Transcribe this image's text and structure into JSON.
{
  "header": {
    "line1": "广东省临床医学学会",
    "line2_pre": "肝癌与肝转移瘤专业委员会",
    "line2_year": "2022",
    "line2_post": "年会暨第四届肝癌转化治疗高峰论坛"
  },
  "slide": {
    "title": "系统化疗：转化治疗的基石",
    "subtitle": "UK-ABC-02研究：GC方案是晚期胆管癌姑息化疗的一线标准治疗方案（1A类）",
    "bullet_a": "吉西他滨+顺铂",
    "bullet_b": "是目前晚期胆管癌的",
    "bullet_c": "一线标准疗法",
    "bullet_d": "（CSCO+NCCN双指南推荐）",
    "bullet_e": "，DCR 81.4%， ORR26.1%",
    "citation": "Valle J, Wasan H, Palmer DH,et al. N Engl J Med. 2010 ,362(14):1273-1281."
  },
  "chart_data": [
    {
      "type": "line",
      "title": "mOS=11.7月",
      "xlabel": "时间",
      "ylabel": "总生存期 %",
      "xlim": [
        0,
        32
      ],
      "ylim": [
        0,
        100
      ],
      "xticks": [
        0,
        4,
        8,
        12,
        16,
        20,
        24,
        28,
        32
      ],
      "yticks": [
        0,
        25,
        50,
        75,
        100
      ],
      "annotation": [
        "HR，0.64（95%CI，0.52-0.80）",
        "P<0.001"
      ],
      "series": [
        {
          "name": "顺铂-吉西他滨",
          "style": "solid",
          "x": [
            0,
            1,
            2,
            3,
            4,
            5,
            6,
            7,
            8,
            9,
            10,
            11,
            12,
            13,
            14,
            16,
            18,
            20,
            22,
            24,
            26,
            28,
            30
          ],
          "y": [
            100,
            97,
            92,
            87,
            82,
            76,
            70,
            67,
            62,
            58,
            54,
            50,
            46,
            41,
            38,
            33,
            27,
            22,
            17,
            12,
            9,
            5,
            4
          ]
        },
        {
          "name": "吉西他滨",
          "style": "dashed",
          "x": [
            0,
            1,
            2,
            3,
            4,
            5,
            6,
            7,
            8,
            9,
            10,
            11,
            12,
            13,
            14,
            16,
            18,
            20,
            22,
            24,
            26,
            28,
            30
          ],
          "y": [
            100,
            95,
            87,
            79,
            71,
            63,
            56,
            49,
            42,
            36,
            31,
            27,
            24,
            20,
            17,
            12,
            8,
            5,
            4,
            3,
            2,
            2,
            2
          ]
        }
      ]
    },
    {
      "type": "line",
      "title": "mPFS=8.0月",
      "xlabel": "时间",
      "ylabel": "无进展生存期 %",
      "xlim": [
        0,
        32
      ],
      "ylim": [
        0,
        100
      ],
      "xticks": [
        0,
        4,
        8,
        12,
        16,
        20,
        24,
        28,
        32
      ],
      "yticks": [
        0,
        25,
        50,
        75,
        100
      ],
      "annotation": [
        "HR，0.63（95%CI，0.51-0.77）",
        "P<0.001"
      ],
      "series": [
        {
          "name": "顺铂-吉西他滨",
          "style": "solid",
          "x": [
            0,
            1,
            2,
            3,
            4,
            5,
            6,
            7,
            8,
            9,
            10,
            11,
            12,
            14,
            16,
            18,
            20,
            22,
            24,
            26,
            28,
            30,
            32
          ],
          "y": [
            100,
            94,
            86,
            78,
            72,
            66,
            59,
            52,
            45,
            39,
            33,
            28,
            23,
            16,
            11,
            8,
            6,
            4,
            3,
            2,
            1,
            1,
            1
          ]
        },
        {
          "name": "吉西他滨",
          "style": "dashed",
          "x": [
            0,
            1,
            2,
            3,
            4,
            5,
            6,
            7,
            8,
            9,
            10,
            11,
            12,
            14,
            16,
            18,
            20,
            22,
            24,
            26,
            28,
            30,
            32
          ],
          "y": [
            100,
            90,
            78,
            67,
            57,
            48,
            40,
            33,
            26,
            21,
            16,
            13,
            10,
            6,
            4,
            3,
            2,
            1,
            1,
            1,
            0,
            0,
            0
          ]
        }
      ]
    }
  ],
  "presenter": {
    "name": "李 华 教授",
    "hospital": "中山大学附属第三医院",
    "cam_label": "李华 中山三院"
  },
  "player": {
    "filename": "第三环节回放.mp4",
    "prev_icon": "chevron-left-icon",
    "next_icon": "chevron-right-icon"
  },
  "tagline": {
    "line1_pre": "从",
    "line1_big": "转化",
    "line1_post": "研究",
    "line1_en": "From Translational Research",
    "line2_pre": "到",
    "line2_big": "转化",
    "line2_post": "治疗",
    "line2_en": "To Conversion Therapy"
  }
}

****************

• _WHAT THE TASK REQUIRES_:
Nothing should be left out: repeat all of the data exactly.

• _WRITTEN SOLUTION_:
Transcribe this image's text and structure into JSON.
{
  "header": {
    "line1": "广东省临床医学学会",
    "line2_pre": "肝癌与肝转移瘤专业委员会",
    "line2_year": "2022",
    "line2_post": "年会暨第四届肝癌转化治疗高峰论坛"
  },
  "slide": {
    "title": "系统化疗：转化治疗的基石",
    "subtitle": "UK-ABC-02研究：GC方案是晚期胆管癌姑息化疗的一线标准治疗方案（1A类）",
    "bullet_a": "吉西他滨+顺铂",
    "bullet_b": "是目前晚期胆管癌的",
    "bullet_c": "一线标准疗法",
    "bullet_d": "（CSCO+NCCN双指南推荐）",
    "bullet_e": "，DCR 81.4%， ORR26.1%",
    "citation": "Valle J, Wasan H, Palmer DH,et al. N Engl J Med. 2010 ,362(14):1273-1281."
  },
  "chart_data": [
    {
      "type": "line",
      "title": "mOS=11.7月",
      "xlabel": "时间",
      "ylabel": "总生存期 %",
      "xlim": [
        0,
        32
      ],
      "ylim": [
        0,
        100
      ],
      "xticks": [
        0,
        4,
        8,
        12,
        16,
        20,
        24,
        28,
        32
      ],
      "yticks": [
        0,
        25,
        50,
        75,
        100
      ],
      "annotation": [
        "HR，0.64（95%CI，0.52-0.80）",
        "P<0.001"
      ],
      "series": [
        {
          "name": "顺铂-吉西他滨",
          "style": "solid",
          "x": [
            0,
            1,
            2,
            3,
            4,
            5,
            6,
            7,
            8,
            9,
            10,
            11,
            12,
            13,
            14,
            16,
            18,
            20,
            22,
            24,
            26,
            28,
            30
          ],
          "y": [
            100,
            97,
            92,
            87,
            82,
            76,
            70,
            67,
            62,
            58,
            54,
            50,
            46,
            41,
            38,
            33,
            27,
            22,
            17,
            12,
            9,
            5,
            4
          ]
        },
        {
          "name": "吉西他滨",
          "style": "dashed",
          "x": [
            0,
            1,
            2,
            3,
            4,
            5,
            6,
            7,
            8,
            9,
            10,
            11,
            12,
            13,
            14,
            16,
            18,
            20,
            22,
            24,
            26,
            28,
            30
          ],
          "y": [
            100,
            95,
            87,
            79,
            71,
            63,
            56,
            49,
            42,
            36,
            31,
            27,
            24,
            20,
            17,
            12,
            8,
            5,
            4,
            3,
            2,
            2,
            2
          ]
        }
      ]
    },
    {
      "type": "line",
      "title": "mPFS=8.0月",
      "xlabel": "时间",
      "ylabel": "无进展生存期 %",
      "xlim": [
        0,
        32
      ],
      "ylim": [
        0,
        100
      ],
      "xticks": [
        0,
        4,
        8,
        12,
        16,
        20,
        24,
        28,
        32
      ],
      "yticks": [
        0,
        25,
        50,
        75,
        100
      ],
      "annotation": [
        "HR，0.63（95%CI，0.51-0.77）",
        "P<0.001"
      ],
      "series": [
        {
          "name": "顺铂-吉西他滨",
          "style": "solid",
          "x": [
            0,
            1,
            2,
            3,
            4,
            5,
            6,
            7,
            8,
            9,
            10,
            11,
            12,
            14,
            16,
            18,
            20,
            22,
            24,
            26,
            28,
            30,
            32
          ],
          "y": [
            100,
            94,
            86,
            78,
            72,
            66,
            59,
            52,
            45,
            39,
            33,
            28,
            23,
            16,
            11,
            8,
            6,
            4,
            3,
            2,
            1,
            1,
            1
          ]
        },
        {
          "name": "吉西他滨",
          "style": "dashed",
          "x": [
            0,
            1,
            2,
            3,
            4,
            5,
            6,
            7,
            8,
            9,
            10,
            11,
            12,
            14,
            16,
            18,
            20,
            22,
            24,
            26,
            28,
            30,
            32
          ],
          "y": [
            100,
            90,
            78,
            67,
            57,
            48,
            40,
            33,
            26,
            21,
            16,
            13,
            10,
            6,
            4,
            3,
            2,
            1,
            1,
            1,
            0,
            0,
            0
          ]
        }
      ]
    }
  ],
  "presenter": {
    "name": "李 华 教授",
    "hospital": "中山大学附属第三医院",
    "cam_label": "李华 中山三院"
  },
  "player": {
    "filename": "第三环节回放.mp4",
    "prev_icon": "chevron-left-icon",
    "next_icon": "chevron-right-icon"
  },
  "tagline": {
    "line1_pre": "从",
    "line1_big": "转化",
    "line1_post": "研究",
    "line1_en": "From Translational Research",
    "line2_pre": "到",
    "line2_big": "转化",
    "line2_post": "治疗",
    "line2_en": "To Conversion Therapy"
  }
}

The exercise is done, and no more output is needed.